Pull every line containing "kolo" out of the material below.

• [Entries provided]
=-=-=

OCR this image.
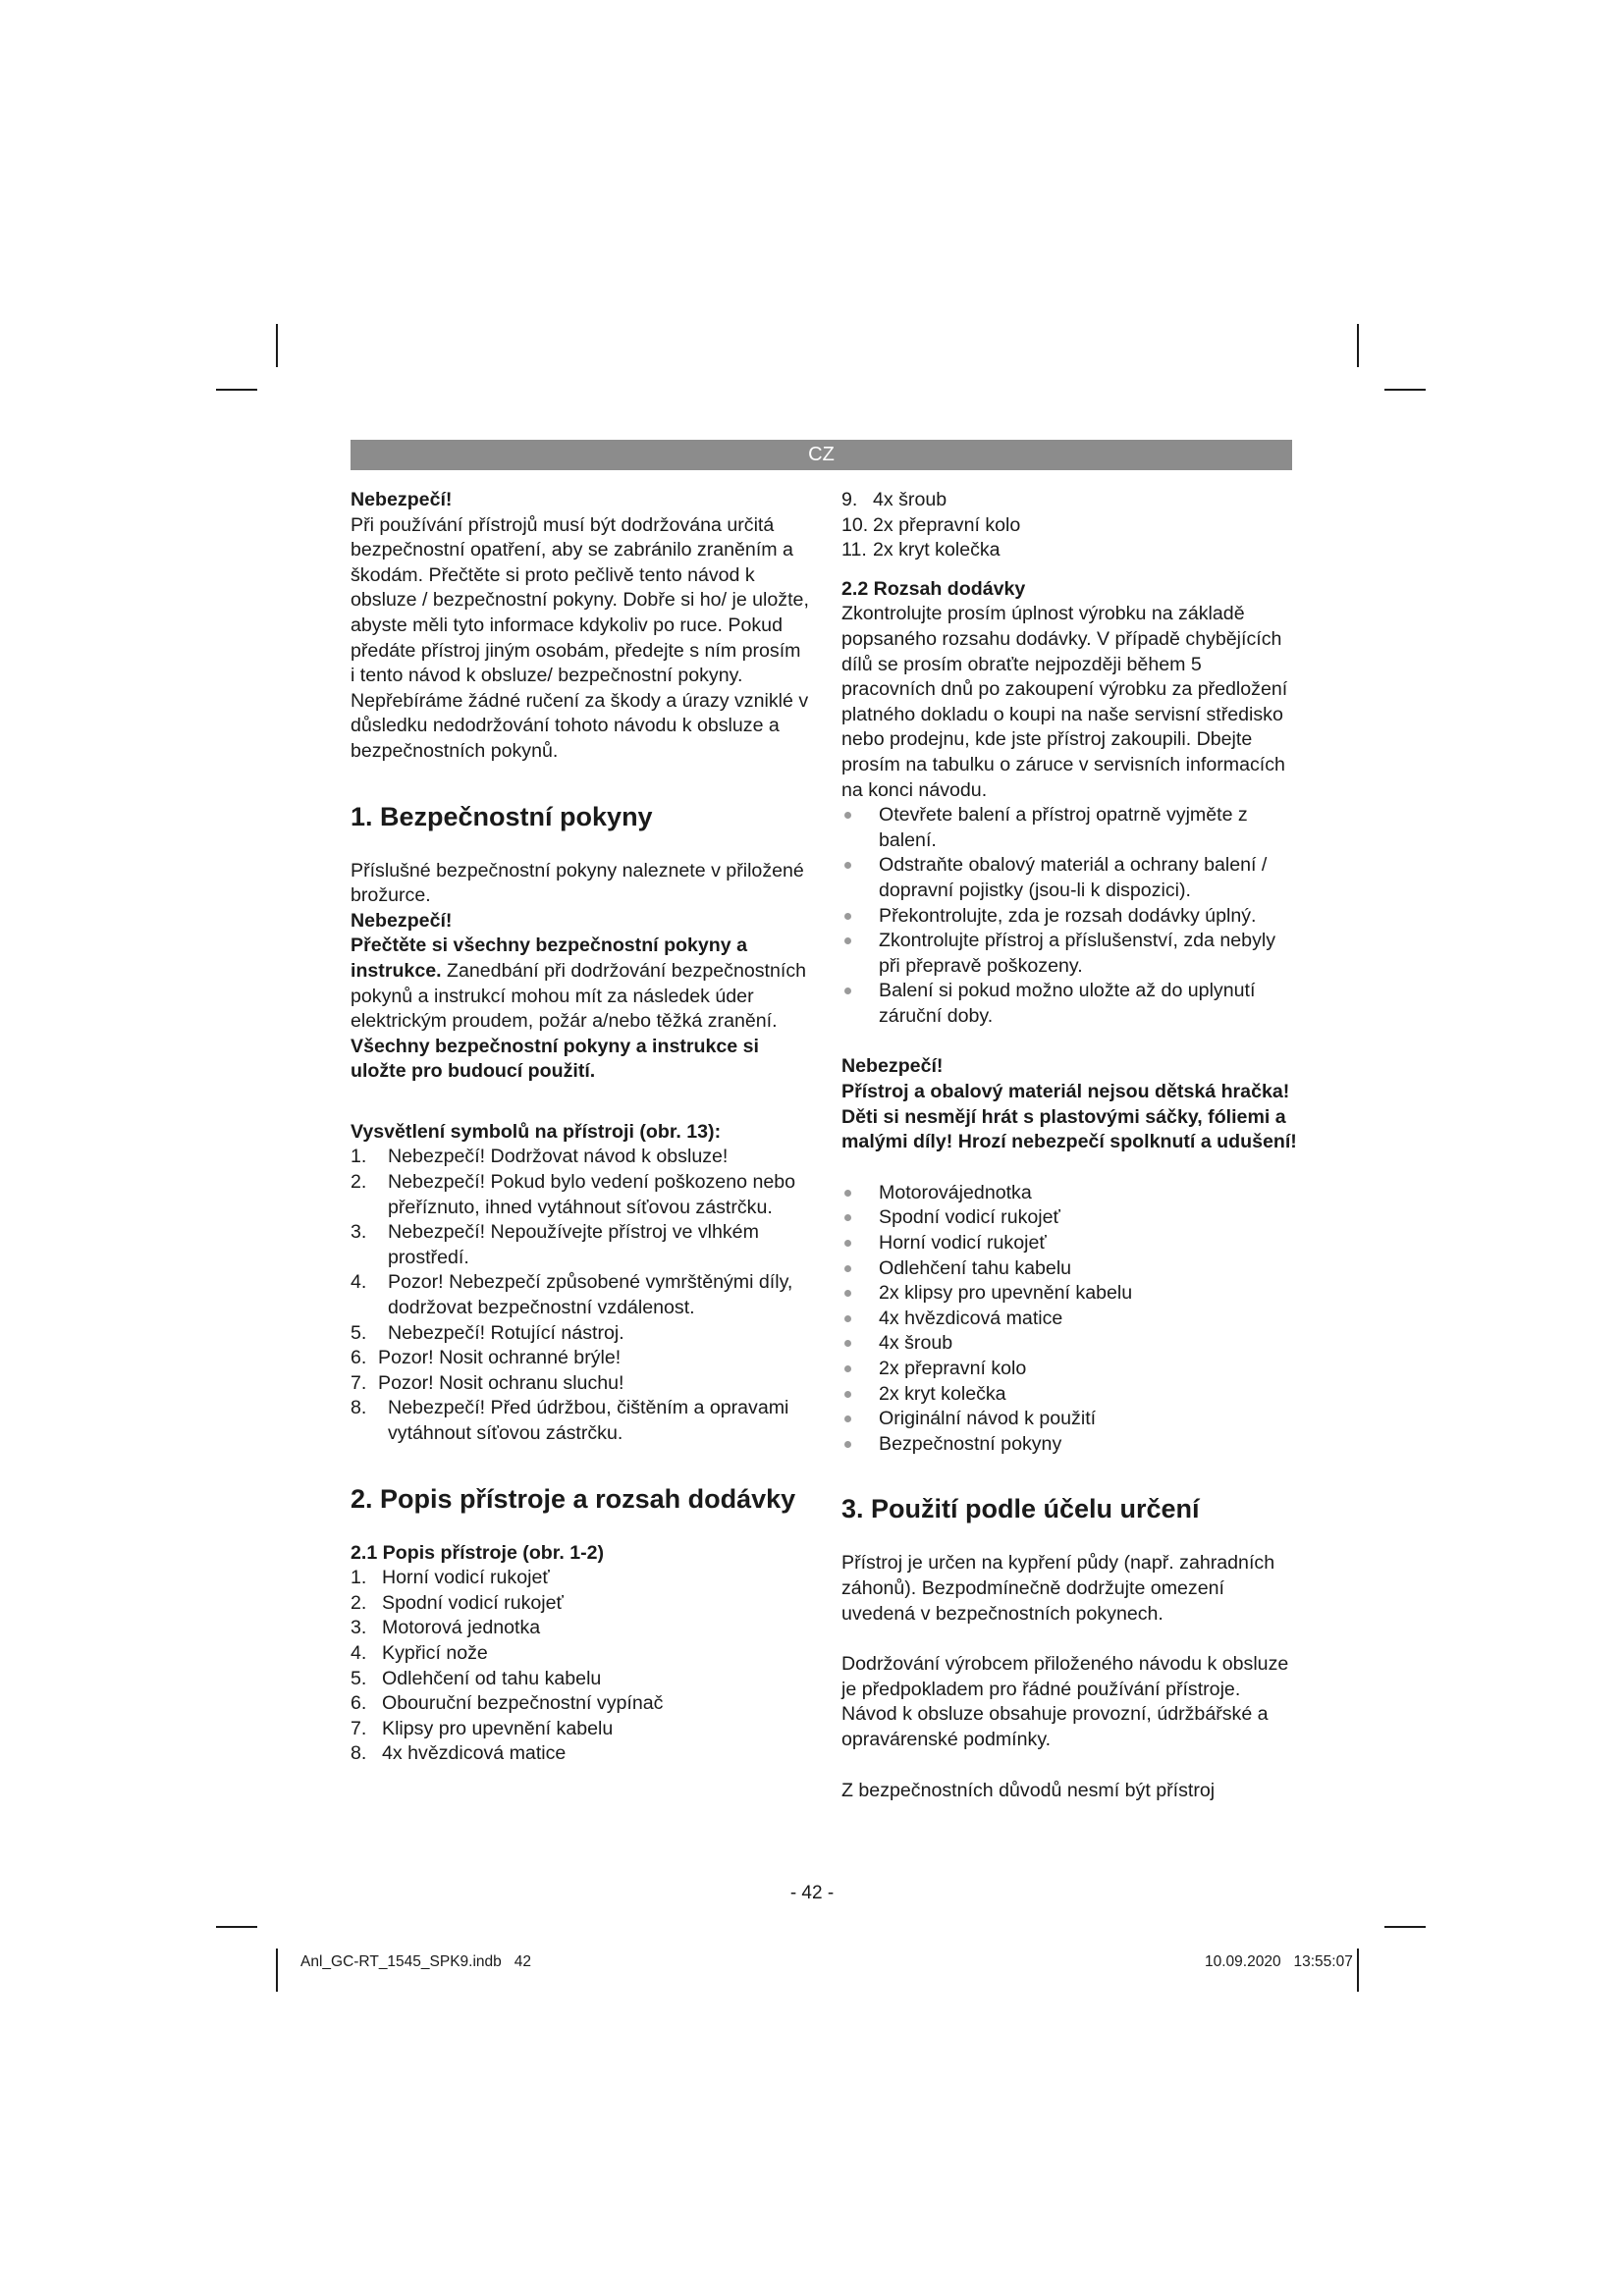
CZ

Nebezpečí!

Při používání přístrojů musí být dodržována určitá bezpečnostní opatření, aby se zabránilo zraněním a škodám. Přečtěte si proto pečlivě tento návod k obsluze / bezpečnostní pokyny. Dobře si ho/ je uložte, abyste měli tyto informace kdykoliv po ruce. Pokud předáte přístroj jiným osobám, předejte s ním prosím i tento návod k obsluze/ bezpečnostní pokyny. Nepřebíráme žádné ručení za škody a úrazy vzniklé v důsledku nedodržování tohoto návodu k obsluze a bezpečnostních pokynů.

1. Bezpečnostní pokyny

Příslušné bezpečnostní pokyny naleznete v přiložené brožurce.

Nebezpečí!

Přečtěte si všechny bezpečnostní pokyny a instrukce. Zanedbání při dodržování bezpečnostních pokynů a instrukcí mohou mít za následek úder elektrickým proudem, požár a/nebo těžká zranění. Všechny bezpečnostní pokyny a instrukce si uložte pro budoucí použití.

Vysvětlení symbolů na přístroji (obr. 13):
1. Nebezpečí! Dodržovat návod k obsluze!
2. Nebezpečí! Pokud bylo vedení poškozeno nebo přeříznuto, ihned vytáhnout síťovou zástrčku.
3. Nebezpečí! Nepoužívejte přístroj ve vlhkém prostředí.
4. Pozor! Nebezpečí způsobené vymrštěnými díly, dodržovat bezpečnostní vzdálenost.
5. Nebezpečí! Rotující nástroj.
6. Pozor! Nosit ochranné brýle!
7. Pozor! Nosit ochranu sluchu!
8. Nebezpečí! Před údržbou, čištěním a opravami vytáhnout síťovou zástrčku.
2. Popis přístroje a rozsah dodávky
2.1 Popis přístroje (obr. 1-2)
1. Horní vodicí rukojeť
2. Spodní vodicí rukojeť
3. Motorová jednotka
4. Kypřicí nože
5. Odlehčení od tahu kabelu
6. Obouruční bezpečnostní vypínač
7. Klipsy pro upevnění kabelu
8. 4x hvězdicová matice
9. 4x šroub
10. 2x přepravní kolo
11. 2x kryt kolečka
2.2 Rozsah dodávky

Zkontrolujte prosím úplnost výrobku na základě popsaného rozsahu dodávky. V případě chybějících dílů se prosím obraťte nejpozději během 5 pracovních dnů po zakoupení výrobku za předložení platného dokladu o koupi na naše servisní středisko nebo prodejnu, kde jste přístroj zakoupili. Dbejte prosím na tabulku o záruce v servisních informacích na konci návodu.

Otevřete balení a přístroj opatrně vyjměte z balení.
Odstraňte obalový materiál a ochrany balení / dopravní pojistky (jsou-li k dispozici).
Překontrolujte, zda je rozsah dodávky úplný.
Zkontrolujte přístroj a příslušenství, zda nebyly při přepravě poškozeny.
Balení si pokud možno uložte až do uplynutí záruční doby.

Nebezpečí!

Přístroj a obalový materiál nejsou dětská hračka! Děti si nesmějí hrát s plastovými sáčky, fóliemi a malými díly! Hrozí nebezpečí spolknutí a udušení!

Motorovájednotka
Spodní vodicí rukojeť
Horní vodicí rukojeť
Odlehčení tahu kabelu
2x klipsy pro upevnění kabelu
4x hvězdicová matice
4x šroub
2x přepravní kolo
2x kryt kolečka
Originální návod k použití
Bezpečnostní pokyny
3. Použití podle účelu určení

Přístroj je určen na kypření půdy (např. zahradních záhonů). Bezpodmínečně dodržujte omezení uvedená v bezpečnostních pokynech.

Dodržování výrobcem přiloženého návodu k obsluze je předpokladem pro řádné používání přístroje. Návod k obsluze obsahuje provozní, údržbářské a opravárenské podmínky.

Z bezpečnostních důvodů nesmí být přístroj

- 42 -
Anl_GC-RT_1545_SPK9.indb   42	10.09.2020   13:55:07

=-=-=

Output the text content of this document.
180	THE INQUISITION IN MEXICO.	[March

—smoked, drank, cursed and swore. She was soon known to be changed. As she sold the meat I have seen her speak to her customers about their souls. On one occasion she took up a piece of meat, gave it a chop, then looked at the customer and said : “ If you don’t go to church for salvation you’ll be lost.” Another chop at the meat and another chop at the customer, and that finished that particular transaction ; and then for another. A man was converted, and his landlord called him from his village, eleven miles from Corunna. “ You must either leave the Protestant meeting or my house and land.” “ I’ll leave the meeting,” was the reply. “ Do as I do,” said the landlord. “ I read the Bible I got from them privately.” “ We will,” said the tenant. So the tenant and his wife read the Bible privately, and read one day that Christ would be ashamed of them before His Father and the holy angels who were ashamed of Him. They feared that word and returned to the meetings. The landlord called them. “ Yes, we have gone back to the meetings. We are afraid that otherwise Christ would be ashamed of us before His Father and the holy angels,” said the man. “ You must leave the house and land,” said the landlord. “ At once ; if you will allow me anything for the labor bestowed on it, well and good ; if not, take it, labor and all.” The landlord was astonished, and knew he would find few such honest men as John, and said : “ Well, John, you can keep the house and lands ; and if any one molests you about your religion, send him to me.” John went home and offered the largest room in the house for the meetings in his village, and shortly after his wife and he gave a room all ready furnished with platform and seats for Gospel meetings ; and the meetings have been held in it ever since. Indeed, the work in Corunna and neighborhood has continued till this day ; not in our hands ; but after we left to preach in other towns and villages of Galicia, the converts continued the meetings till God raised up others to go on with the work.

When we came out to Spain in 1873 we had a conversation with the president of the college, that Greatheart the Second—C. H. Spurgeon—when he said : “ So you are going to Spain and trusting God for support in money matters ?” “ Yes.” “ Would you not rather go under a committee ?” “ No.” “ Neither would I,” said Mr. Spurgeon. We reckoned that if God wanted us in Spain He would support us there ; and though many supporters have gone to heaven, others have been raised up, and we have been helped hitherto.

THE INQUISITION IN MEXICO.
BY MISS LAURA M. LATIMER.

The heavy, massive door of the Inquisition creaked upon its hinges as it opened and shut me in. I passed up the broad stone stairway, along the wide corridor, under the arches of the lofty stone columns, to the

=-=-=

• [Expected output]
10. 2x přepravní kolo
2x přepravní kolo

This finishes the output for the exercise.